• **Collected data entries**
--
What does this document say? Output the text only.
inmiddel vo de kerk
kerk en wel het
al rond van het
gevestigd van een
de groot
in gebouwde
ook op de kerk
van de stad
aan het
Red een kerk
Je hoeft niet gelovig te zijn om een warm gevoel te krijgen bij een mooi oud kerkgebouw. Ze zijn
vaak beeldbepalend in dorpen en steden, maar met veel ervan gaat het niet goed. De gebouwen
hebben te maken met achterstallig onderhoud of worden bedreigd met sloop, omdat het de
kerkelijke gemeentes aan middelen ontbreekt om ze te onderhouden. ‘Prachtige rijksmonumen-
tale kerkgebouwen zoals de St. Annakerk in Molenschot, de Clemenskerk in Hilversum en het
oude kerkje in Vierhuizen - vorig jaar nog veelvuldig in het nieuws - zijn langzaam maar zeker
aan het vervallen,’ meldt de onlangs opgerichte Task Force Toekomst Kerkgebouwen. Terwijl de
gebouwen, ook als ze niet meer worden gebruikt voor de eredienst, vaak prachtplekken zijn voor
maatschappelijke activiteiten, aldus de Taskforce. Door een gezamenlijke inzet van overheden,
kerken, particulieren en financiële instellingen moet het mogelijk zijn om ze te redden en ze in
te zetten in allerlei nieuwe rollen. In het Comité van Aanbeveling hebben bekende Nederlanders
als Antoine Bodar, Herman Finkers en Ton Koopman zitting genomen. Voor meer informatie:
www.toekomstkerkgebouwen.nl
--
• **REQUIRED WORK**
Print out every record, character for character.

• **TASK OUTPUT**
What does this document say? Output the text only.
inmiddel vo de kerk
kerk en wel het
al rond van het
gevestigd van een
de groot
in gebouwde
ook op de kerk
van de stad
aan het
Red een kerk
Je hoeft niet gelovig te zijn om een warm gevoel te krijgen bij een mooi oud kerkgebouw. Ze zijn
vaak beeldbepalend in dorpen en steden, maar met veel ervan gaat het niet goed. De gebouwen
hebben te maken met achterstallig onderhoud of worden bedreigd met sloop, omdat het de
kerkelijke gemeentes aan middelen ontbreekt om ze te onderhouden. ‘Prachtige rijksmonumen-
tale kerkgebouwen zoals de St. Annakerk in Molenschot, de Clemenskerk in Hilversum en het
oude kerkje in Vierhuizen - vorig jaar nog veelvuldig in het nieuws - zijn langzaam maar zeker
aan het vervallen,’ meldt de onlangs opgerichte Task Force Toekomst Kerkgebouwen. Terwijl de
gebouwen, ook als ze niet meer worden gebruikt voor de eredienst, vaak prachtplekken zijn voor
maatschappelijke activiteiten, aldus de Taskforce. Door een gezamenlijke inzet van overheden,
kerken, particulieren en financiële instellingen moet het mogelijk zijn om ze te redden en ze in
te zetten in allerlei nieuwe rollen. In het Comité van Aanbeveling hebben bekende Nederlanders
als Antoine Bodar, Herman Finkers en Ton Koopman zitting genomen. Voor meer informatie:
www.toekomstkerkgebouwen.nl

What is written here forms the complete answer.